Problem statement: Set the listing down again in full, word for word, with the pictures left out.

-- start of Records --

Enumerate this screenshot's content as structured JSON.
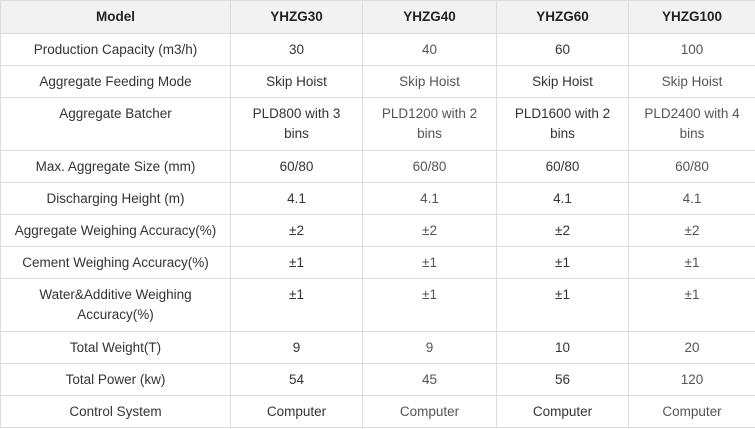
{
  "table": {
    "header": [
      "Model",
      "YHZG30",
      "YHZG40",
      "YHZG60",
      "YHZG100"
    ],
    "rows": [
      [
        "Production Capacity (m3/h)",
        "30",
        "40",
        "60",
        "100"
      ],
      [
        "Aggregate Feeding Mode",
        "Skip Hoist",
        "Skip Hoist",
        "Skip Hoist",
        "Skip Hoist"
      ],
      [
        "Aggregate Batcher",
        "PLD800 with 3 bins",
        "PLD1200 with 2 bins",
        "PLD1600 with 2 bins",
        "PLD2400 with 4 bins"
      ],
      [
        "Max. Aggregate Size (mm)",
        "60/80",
        "60/80",
        "60/80",
        "60/80"
      ],
      [
        "Discharging Height (m)",
        "4.1",
        "4.1",
        "4.1",
        "4.1"
      ],
      [
        "Aggregate Weighing Accuracy(%)",
        "±2",
        "±2",
        "±2",
        "±2"
      ],
      [
        "Cement Weighing Accuracy(%)",
        "±1",
        "±1",
        "±1",
        "±1"
      ],
      [
        "Water&Additive Weighing Accuracy(%)",
        "±1",
        "±1",
        "±1",
        "±1"
      ],
      [
        "Total Weight(T)",
        "9",
        "9",
        "10",
        "20"
      ],
      [
        "Total Power (kw)",
        "54",
        "45",
        "56",
        "120"
      ],
      [
        "Control System",
        "Computer",
        "Computer",
        "Computer",
        "Computer"
      ]
    ]
  }
}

-- end of Records --

The answer:
Enumerate this screenshot's content as structured JSON.
{
  "table": {
    "header": [
      "Model",
      "YHZG30",
      "YHZG40",
      "YHZG60",
      "YHZG100"
    ],
    "rows": [
      [
        "Production Capacity (m3/h)",
        "30",
        "40",
        "60",
        "100"
      ],
      [
        "Aggregate Feeding Mode",
        "Skip Hoist",
        "Skip Hoist",
        "Skip Hoist",
        "Skip Hoist"
      ],
      [
        "Aggregate Batcher",
        "PLD800 with 3 bins",
        "PLD1200 with 2 bins",
        "PLD1600 with 2 bins",
        "PLD2400 with 4 bins"
      ],
      [
        "Max. Aggregate Size (mm)",
        "60/80",
        "60/80",
        "60/80",
        "60/80"
      ],
      [
        "Discharging Height (m)",
        "4.1",
        "4.1",
        "4.1",
        "4.1"
      ],
      [
        "Aggregate Weighing Accuracy(%)",
        "±2",
        "±2",
        "±2",
        "±2"
      ],
      [
        "Cement Weighing Accuracy(%)",
        "±1",
        "±1",
        "±1",
        "±1"
      ],
      [
        "Water&Additive Weighing Accuracy(%)",
        "±1",
        "±1",
        "±1",
        "±1"
      ],
      [
        "Total Weight(T)",
        "9",
        "9",
        "10",
        "20"
      ],
      [
        "Total Power (kw)",
        "54",
        "45",
        "56",
        "120"
      ],
      [
        "Control System",
        "Computer",
        "Computer",
        "Computer",
        "Computer"
      ]
    ]
  }
}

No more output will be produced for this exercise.